PROBLEM DETAILS> Search the listing below for "Another". Copy each matching line.

DATA SHOWN>
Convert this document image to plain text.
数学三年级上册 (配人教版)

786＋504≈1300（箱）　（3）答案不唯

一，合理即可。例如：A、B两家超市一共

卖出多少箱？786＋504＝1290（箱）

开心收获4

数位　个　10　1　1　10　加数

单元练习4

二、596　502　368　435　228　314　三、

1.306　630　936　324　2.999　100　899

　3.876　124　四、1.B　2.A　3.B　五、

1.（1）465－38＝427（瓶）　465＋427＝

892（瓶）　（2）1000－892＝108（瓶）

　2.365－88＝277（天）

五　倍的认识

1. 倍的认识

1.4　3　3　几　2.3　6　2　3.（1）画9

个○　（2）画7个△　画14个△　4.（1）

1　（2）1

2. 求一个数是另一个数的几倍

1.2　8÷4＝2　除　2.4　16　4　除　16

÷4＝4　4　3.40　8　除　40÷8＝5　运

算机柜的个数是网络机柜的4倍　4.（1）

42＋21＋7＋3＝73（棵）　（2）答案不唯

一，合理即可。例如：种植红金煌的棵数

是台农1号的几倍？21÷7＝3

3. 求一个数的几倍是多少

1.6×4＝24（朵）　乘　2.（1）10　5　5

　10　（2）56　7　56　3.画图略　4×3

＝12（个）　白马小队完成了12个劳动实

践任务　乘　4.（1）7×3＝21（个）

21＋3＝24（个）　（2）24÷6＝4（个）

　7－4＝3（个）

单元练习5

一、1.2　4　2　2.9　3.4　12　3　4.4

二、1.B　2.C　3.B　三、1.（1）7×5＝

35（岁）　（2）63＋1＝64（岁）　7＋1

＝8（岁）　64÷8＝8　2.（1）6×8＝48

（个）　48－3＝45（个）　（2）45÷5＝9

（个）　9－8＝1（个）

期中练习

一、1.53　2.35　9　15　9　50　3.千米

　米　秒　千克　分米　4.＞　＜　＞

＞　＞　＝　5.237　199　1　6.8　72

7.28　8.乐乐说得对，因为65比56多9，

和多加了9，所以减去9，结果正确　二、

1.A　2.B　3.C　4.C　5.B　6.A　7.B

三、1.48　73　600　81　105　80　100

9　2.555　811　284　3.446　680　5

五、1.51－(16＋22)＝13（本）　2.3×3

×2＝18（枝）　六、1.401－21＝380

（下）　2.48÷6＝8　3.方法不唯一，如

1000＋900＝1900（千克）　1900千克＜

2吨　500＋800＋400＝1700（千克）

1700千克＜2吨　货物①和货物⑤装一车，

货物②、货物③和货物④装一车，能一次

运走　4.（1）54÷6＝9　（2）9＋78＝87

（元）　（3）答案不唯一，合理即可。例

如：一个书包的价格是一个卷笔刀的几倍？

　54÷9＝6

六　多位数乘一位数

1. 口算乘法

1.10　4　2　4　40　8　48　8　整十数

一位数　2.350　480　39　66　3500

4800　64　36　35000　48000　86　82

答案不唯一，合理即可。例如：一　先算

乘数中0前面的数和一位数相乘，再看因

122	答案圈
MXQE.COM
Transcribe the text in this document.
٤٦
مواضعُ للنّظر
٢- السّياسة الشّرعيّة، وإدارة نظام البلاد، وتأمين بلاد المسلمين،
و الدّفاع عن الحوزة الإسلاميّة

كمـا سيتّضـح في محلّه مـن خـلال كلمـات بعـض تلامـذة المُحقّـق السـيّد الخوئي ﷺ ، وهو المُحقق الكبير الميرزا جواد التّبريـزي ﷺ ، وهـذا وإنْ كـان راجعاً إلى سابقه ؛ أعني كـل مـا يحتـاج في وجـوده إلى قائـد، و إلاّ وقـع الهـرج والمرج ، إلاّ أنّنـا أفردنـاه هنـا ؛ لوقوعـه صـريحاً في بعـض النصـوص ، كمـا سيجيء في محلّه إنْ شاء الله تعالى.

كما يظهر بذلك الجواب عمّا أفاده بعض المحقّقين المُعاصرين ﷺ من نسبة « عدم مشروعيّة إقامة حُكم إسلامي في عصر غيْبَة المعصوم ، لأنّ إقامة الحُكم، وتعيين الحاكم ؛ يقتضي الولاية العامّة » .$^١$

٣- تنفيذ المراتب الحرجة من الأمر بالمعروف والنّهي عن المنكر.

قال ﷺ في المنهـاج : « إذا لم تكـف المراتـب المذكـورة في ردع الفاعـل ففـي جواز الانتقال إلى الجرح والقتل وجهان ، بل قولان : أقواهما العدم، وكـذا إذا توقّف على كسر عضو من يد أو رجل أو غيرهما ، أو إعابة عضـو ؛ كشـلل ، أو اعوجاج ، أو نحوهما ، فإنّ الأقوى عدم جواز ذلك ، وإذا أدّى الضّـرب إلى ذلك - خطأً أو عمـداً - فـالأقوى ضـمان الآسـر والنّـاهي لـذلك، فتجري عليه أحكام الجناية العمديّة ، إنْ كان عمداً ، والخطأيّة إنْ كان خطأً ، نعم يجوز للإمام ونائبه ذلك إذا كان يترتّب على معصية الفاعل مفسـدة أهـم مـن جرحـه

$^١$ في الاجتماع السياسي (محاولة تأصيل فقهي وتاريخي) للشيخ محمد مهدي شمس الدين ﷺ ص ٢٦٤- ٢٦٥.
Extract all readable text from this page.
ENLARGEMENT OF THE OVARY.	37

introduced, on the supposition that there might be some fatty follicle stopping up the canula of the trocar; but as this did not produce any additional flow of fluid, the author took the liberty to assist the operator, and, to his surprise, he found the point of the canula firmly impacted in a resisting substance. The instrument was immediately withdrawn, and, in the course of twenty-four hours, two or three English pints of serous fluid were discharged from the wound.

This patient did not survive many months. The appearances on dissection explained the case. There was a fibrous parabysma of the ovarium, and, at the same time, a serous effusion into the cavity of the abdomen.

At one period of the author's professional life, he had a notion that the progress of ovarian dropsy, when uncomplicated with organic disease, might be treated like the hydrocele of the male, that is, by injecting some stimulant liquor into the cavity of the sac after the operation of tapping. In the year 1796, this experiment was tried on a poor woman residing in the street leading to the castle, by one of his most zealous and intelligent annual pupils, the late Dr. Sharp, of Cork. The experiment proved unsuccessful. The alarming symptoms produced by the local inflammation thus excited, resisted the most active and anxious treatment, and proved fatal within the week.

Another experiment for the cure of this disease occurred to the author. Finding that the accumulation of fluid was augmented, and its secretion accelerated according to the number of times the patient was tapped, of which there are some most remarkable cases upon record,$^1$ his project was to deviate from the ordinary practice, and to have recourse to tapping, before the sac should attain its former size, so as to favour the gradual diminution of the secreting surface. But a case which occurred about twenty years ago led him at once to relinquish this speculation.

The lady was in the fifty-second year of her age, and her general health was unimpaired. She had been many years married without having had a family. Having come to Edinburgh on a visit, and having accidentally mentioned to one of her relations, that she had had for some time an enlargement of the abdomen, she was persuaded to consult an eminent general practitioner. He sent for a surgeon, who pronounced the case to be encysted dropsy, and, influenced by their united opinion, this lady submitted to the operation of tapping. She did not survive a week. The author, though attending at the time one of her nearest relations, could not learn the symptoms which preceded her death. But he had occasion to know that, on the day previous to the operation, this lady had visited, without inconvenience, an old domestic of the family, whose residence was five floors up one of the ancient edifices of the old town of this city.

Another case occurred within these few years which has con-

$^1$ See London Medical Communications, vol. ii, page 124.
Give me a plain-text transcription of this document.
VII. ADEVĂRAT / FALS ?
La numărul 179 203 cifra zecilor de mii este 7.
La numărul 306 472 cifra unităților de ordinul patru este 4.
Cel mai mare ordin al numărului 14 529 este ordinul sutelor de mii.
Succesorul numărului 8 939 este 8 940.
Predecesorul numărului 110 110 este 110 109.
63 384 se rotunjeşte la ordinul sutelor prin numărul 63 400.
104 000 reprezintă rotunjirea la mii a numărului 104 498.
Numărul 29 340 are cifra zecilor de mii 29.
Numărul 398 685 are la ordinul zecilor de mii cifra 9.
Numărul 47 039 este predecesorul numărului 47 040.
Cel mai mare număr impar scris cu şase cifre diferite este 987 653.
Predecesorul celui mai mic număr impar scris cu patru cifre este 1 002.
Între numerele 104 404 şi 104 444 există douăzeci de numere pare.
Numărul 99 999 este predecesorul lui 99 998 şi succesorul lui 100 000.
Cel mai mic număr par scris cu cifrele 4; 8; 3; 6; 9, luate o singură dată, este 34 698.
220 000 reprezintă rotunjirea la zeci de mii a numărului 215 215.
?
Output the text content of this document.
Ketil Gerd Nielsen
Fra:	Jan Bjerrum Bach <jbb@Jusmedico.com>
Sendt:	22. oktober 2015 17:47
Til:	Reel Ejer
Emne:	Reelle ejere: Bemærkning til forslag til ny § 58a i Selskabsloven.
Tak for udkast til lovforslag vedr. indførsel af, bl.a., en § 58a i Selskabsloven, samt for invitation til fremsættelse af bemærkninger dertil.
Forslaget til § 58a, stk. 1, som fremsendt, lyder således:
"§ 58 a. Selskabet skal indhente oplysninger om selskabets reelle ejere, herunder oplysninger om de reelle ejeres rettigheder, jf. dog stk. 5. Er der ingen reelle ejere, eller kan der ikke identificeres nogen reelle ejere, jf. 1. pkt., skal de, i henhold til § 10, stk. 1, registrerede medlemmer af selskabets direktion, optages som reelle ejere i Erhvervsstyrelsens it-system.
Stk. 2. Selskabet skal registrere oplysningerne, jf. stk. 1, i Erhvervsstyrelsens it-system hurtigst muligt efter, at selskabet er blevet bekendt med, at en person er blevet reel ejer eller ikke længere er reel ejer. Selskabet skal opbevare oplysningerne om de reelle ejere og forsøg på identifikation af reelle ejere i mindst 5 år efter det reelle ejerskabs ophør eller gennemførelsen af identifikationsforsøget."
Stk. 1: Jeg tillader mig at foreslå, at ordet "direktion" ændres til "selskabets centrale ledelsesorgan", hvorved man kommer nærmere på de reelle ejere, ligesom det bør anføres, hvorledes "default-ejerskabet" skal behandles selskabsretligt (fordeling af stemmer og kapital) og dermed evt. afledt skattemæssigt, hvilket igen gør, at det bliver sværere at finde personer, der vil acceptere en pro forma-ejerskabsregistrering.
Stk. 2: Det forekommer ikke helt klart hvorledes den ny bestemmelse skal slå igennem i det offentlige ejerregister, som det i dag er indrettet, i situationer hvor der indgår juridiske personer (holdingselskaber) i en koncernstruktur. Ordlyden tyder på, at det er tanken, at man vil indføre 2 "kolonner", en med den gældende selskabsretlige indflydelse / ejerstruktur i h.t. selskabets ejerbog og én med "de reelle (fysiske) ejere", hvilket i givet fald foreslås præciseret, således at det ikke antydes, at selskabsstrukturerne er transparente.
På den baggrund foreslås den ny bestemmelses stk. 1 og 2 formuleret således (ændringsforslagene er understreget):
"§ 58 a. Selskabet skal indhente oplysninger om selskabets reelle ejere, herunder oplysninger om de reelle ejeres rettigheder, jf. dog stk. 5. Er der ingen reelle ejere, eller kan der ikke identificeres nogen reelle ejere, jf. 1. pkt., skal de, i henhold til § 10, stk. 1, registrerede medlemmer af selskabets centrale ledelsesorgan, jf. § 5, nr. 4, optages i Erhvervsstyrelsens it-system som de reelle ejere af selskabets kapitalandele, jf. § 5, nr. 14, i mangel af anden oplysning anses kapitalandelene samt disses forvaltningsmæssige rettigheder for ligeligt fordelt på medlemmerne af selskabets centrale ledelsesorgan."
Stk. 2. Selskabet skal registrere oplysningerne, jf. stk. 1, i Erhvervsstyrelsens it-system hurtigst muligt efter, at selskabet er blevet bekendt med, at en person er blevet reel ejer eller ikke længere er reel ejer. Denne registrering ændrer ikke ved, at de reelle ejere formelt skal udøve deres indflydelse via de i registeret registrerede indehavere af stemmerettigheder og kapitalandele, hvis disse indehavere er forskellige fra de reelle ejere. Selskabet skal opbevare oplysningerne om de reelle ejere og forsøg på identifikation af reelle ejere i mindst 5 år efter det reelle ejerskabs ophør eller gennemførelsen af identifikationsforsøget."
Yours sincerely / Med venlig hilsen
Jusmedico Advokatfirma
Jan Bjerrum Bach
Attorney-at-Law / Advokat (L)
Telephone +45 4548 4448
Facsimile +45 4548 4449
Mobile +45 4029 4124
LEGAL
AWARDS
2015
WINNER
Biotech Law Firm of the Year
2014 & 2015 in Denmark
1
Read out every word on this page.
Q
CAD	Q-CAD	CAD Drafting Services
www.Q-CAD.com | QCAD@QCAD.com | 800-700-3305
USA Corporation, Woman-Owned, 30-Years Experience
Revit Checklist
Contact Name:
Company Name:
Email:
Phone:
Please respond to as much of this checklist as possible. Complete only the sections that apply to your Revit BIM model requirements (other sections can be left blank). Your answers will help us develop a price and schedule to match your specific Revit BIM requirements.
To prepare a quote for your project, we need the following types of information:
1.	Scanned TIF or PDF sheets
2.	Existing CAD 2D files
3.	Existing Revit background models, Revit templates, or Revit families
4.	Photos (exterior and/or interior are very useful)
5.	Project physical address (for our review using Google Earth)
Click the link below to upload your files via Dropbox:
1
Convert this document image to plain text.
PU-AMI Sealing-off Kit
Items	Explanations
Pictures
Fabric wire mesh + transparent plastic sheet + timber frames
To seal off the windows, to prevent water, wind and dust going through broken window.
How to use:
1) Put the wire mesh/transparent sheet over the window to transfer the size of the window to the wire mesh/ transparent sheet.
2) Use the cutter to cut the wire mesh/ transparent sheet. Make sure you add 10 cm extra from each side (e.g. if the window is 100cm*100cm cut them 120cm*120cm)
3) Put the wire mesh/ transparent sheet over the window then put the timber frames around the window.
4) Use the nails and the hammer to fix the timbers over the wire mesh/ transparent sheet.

RESPONSE TO THE EXERCISE>
Another experiment for the cure of this disease occurred to the author. Finding that the accumulation of fluid was augmented, and its secretion accelerated according to the number of times the patient was tapped, of which there are some most remarkable cases upon record,$^1$ his project was to deviate from the ordinary practice, and to have recourse to tapping, before the sac should attain its former size, so as to favour the gradual diminution of the secreting surface. But a case which occurred about twenty years ago led him at once to relinquish this speculation.
Another case occurred within these few years which has con-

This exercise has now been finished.